[Your objective] Pull out every line in the records below that contains the string "lower" and copy each one. The match is case-sensitive.

[Listed entries]
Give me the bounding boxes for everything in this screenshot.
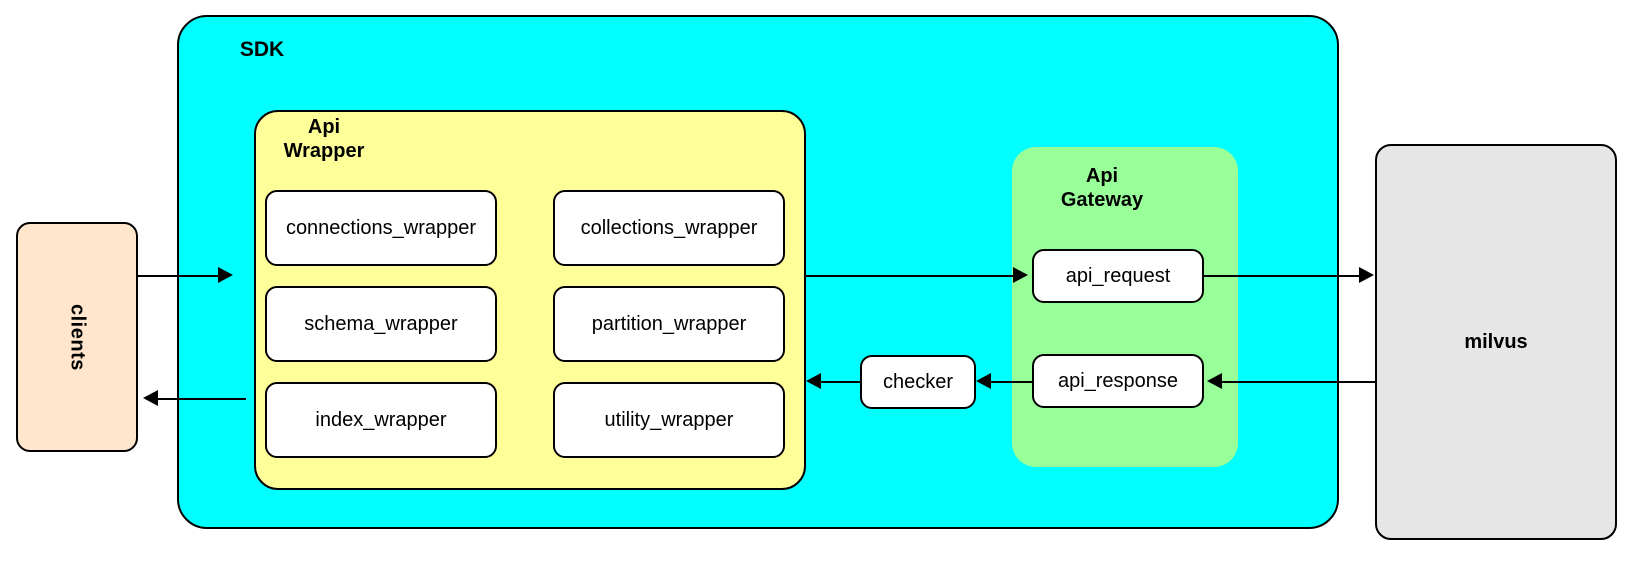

* * *

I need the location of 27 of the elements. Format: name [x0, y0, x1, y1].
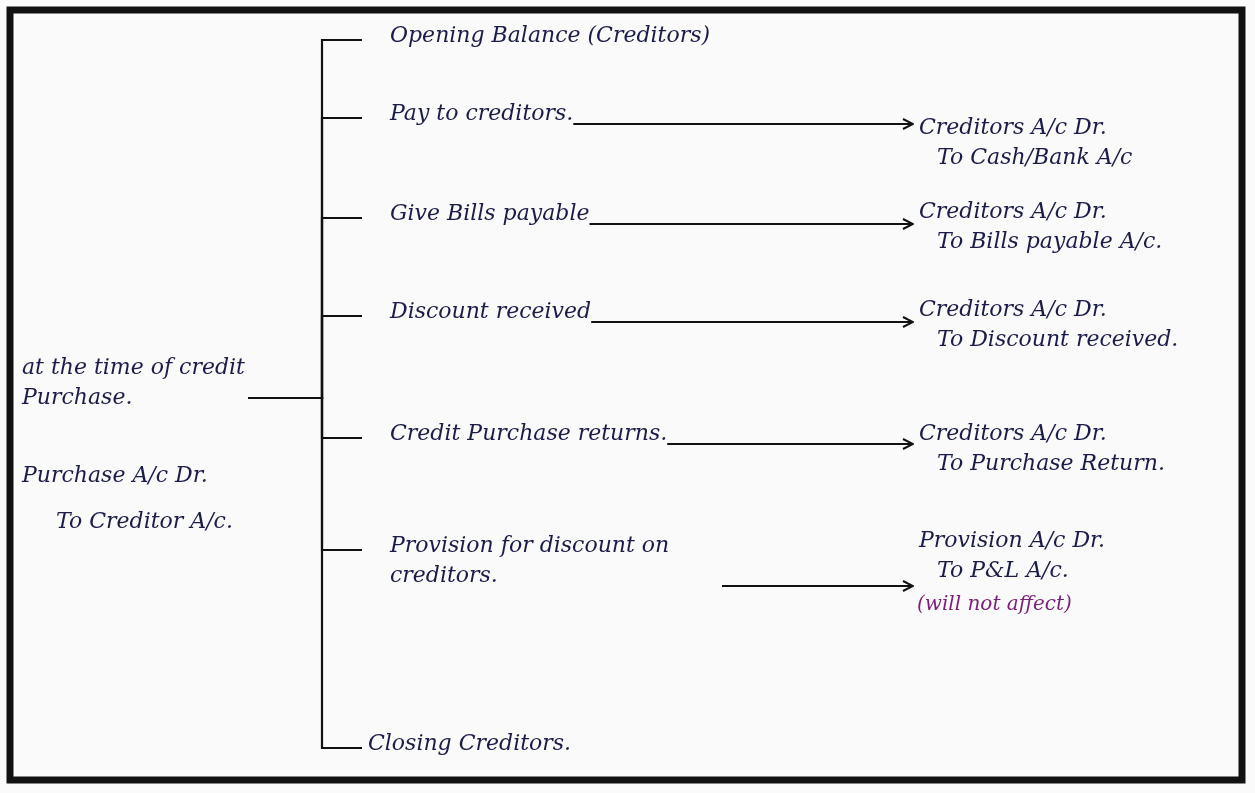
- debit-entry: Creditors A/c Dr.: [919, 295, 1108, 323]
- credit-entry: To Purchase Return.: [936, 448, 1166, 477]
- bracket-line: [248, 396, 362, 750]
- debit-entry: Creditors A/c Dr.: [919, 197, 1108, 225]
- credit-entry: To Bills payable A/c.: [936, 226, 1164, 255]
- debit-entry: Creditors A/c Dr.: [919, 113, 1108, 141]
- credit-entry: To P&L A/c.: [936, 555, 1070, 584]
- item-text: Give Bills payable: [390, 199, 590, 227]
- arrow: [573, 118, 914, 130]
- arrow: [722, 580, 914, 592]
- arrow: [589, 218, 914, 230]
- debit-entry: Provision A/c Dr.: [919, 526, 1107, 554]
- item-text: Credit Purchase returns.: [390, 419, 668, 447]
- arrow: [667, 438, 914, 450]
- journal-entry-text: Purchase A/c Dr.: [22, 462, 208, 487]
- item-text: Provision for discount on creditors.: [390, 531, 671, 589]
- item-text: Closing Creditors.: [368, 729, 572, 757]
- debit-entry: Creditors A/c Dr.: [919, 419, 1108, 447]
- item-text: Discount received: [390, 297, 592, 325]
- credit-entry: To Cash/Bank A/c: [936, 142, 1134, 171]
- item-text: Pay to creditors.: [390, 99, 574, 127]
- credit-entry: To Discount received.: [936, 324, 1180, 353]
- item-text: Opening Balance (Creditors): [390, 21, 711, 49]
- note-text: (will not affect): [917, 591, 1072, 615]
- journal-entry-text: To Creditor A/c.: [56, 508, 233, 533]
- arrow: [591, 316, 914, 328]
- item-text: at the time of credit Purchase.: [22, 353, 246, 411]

---

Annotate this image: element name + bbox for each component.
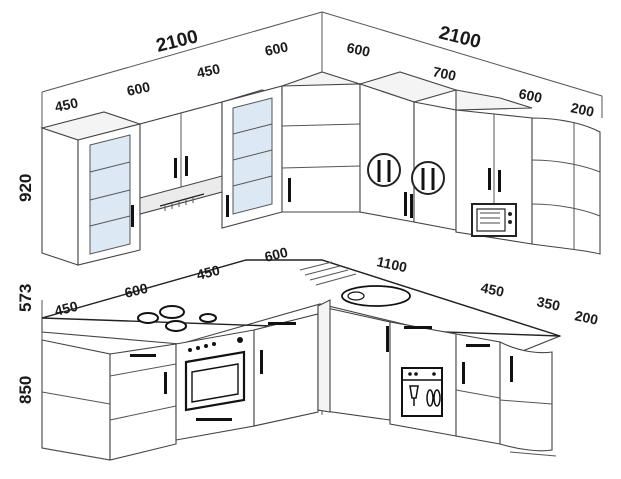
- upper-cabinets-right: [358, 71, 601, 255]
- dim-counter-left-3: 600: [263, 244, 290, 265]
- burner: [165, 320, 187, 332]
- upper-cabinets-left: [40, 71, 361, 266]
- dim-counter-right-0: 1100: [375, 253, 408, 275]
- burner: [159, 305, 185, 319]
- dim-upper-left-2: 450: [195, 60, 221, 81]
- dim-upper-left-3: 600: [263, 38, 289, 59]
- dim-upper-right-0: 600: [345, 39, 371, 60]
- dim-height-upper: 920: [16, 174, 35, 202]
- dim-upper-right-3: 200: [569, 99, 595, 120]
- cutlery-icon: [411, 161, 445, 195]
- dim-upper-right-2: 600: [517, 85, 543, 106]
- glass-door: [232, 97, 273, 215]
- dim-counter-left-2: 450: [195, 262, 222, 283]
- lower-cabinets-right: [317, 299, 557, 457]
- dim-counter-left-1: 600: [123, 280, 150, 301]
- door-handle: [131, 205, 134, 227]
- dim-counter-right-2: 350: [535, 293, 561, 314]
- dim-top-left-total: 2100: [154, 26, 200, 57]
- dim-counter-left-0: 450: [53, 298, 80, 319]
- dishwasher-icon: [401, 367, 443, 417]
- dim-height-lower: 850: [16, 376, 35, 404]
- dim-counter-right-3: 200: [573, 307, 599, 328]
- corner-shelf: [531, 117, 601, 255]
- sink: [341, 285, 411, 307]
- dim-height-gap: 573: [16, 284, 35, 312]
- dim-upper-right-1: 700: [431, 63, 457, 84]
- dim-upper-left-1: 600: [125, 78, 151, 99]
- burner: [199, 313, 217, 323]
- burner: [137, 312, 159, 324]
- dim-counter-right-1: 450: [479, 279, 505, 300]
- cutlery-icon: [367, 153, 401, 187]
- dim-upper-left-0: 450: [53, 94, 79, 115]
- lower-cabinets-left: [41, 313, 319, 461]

[Response]
- lower-cabinets-right: [317, 299, 557, 457]
- dim-height-lower: 850: [16, 376, 35, 404]
- lower-cabinets-left: [41, 313, 319, 461]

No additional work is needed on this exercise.